● What to do
Filter these entries so that only lines with the word "ylabel" remain.

● Data for the task
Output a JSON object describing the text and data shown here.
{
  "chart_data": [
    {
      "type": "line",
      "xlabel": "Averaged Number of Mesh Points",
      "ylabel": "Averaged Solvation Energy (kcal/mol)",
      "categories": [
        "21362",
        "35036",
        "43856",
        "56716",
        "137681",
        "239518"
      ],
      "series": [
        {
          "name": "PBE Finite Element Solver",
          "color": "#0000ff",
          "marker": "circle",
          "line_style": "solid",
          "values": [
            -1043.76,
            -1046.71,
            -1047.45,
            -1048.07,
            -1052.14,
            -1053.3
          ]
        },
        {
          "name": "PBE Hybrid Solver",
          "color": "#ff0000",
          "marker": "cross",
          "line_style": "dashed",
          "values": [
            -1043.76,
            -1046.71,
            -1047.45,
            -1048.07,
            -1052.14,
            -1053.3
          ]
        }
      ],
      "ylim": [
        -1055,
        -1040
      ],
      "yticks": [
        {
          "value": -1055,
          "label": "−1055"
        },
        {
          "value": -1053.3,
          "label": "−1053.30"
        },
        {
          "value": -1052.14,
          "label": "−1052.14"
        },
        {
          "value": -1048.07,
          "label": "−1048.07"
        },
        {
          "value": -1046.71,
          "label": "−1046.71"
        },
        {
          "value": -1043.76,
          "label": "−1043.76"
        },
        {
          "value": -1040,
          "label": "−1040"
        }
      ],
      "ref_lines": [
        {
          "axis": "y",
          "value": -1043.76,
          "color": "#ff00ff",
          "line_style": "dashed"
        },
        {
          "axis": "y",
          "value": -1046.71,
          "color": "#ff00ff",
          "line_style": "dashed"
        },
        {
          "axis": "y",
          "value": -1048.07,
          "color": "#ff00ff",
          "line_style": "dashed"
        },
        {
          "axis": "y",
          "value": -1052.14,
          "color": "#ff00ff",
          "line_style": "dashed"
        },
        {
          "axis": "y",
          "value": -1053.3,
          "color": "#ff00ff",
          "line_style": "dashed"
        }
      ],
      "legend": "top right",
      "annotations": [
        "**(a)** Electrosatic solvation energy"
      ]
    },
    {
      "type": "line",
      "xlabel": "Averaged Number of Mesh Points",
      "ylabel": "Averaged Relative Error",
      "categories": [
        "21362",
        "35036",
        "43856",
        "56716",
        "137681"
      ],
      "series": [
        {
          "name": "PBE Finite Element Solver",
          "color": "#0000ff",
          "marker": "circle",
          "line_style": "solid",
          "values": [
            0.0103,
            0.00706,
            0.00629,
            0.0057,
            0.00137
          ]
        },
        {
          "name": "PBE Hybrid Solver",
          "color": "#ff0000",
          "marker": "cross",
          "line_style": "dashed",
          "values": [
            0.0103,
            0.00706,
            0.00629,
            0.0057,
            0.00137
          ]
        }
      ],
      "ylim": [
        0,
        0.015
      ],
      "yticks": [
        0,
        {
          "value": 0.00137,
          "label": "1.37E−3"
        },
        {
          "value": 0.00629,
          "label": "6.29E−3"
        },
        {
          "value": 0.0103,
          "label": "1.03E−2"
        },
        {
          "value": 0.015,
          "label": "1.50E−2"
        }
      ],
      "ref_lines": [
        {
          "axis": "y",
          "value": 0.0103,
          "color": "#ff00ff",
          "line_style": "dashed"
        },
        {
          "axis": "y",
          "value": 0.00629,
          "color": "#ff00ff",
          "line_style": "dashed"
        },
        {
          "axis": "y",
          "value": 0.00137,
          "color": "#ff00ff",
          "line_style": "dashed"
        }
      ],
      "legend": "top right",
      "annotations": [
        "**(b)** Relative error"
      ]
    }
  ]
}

● Finished exercise
      "ylabel": "Averaged Solvation Energy (kcal/mol)",
      "ylabel": "Averaged Relative Error",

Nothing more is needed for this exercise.